INSTRUCTIONS FOR THE TASK
Retype all material exactly. Pictures stay out of the copy.

(A run of records)

============

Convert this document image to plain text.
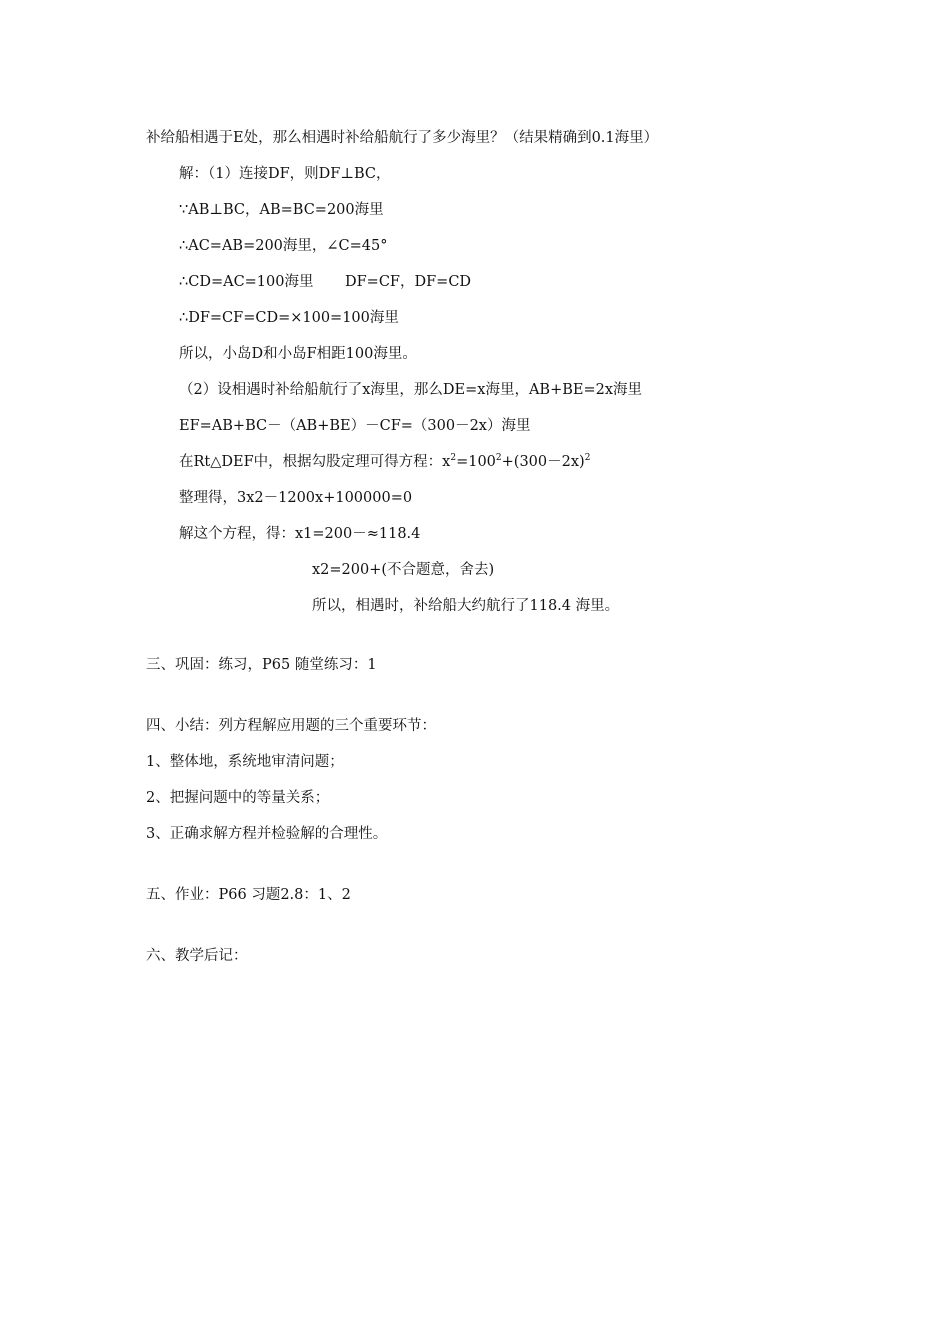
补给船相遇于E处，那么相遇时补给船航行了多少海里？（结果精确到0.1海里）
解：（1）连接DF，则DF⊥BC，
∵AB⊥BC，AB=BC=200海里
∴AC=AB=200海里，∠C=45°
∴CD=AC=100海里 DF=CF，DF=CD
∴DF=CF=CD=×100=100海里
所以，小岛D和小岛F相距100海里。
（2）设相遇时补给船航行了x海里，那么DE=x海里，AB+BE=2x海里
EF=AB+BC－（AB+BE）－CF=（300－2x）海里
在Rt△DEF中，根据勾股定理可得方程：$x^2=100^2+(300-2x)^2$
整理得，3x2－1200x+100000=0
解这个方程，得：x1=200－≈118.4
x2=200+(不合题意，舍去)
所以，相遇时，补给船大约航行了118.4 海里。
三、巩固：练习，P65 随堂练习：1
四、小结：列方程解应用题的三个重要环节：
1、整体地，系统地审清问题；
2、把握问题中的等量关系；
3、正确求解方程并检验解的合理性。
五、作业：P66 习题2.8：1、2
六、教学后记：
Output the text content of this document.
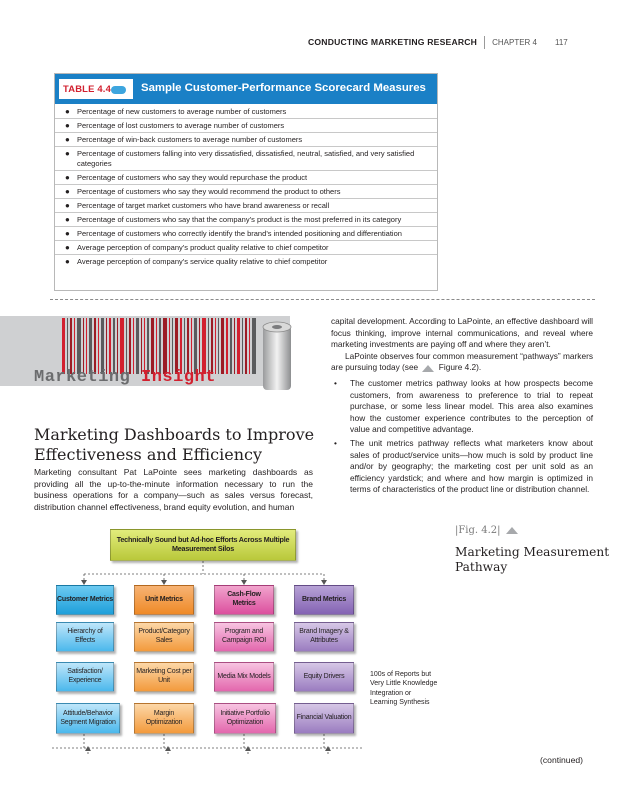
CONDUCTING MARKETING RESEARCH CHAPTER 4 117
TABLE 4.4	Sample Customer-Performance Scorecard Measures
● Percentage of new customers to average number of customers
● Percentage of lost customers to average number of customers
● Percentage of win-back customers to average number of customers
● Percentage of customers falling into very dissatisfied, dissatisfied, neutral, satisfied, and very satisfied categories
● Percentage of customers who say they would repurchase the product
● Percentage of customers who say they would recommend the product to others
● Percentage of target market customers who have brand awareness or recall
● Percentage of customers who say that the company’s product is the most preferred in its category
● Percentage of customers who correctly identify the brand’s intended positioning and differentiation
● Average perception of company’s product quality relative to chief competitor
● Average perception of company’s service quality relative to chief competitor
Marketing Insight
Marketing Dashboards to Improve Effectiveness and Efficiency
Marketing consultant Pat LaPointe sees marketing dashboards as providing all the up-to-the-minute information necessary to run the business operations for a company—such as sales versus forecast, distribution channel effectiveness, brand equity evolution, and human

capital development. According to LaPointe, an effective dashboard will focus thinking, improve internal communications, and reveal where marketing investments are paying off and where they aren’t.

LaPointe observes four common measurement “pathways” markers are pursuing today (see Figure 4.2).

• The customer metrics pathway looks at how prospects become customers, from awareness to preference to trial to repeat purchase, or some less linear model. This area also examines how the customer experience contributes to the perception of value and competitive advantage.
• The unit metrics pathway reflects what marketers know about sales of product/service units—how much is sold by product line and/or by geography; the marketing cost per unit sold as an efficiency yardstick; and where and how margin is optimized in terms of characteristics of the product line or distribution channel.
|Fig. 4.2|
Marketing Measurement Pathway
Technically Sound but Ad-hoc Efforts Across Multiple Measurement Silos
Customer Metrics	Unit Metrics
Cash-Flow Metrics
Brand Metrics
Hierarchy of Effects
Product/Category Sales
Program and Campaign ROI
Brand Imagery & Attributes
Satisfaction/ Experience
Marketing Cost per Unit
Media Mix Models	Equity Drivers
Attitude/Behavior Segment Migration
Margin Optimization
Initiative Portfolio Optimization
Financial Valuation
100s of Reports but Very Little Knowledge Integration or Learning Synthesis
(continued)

============

ANSWER BELOW
Convert this document image to plain text.
补给船相遇于E处，那么相遇时补给船航行了多少海里？（结果精确到0.1海里）
解：（1）连接DF，则DF⊥BC，
∵AB⊥BC，AB=BC=200海里
∴AC=AB=200海里，∠C=45°
∴CD=AC=100海里 DF=CF，DF=CD
∴DF=CF=CD=×100=100海里
所以，小岛D和小岛F相距100海里。
（2）设相遇时补给船航行了x海里，那么DE=x海里，AB+BE=2x海里
EF=AB+BC－（AB+BE）－CF=（300－2x）海里
在Rt△DEF中，根据勾股定理可得方程：$x^2=100^2+(300-2x)^2$
整理得，3x2－1200x+100000=0
解这个方程，得：x1=200－≈118.4
x2=200+(不合题意，舍去)
所以，相遇时，补给船大约航行了118.4 海里。
三、巩固：练习，P65 随堂练习：1
四、小结：列方程解应用题的三个重要环节：
1、整体地，系统地审清问题；
2、把握问题中的等量关系；
3、正确求解方程并检验解的合理性。
五、作业：P66 习题2.8：1、2
六、教学后记：
Output the text content of this document.
CONDUCTING MARKETING RESEARCH CHAPTER 4 117
TABLE 4.4	Sample Customer-Performance Scorecard Measures
● Percentage of new customers to average number of customers
● Percentage of lost customers to average number of customers
● Percentage of win-back customers to average number of customers
● Percentage of customers falling into very dissatisfied, dissatisfied, neutral, satisfied, and very satisfied categories
● Percentage of customers who say they would repurchase the product
● Percentage of customers who say they would recommend the product to others
● Percentage of target market customers who have brand awareness or recall
● Percentage of customers who say that the company’s product is the most preferred in its category
● Percentage of customers who correctly identify the brand’s intended positioning and differentiation
● Average perception of company’s product quality relative to chief competitor
● Average perception of company’s service quality relative to chief competitor
Marketing Insight
Marketing Dashboards to Improve Effectiveness and Efficiency
Marketing consultant Pat LaPointe sees marketing dashboards as providing all the up-to-the-minute information necessary to run the business operations for a company—such as sales versus forecast, distribution channel effectiveness, brand equity evolution, and human

capital development. According to LaPointe, an effective dashboard will focus thinking, improve internal communications, and reveal where marketing investments are paying off and where they aren’t.

LaPointe observes four common measurement “pathways” markers are pursuing today (see Figure 4.2).

• The customer metrics pathway looks at how prospects become customers, from awareness to preference to trial to repeat purchase, or some less linear model. This area also examines how the customer experience contributes to the perception of value and competitive advantage.
• The unit metrics pathway reflects what marketers know about sales of product/service units—how much is sold by product line and/or by geography; the marketing cost per unit sold as an efficiency yardstick; and where and how margin is optimized in terms of characteristics of the product line or distribution channel.
|Fig. 4.2|
Marketing Measurement Pathway
Technically Sound but Ad-hoc Efforts Across Multiple Measurement Silos
Customer Metrics	Unit Metrics
Cash-Flow Metrics
Brand Metrics
Hierarchy of Effects
Product/Category Sales
Program and Campaign ROI
Brand Imagery & Attributes
Satisfaction/ Experience
Marketing Cost per Unit
Media Mix Models	Equity Drivers
Attitude/Behavior Segment Migration
Margin Optimization
Initiative Portfolio Optimization
Financial Valuation
100s of Reports but Very Little Knowledge Integration or Learning Synthesis
(continued)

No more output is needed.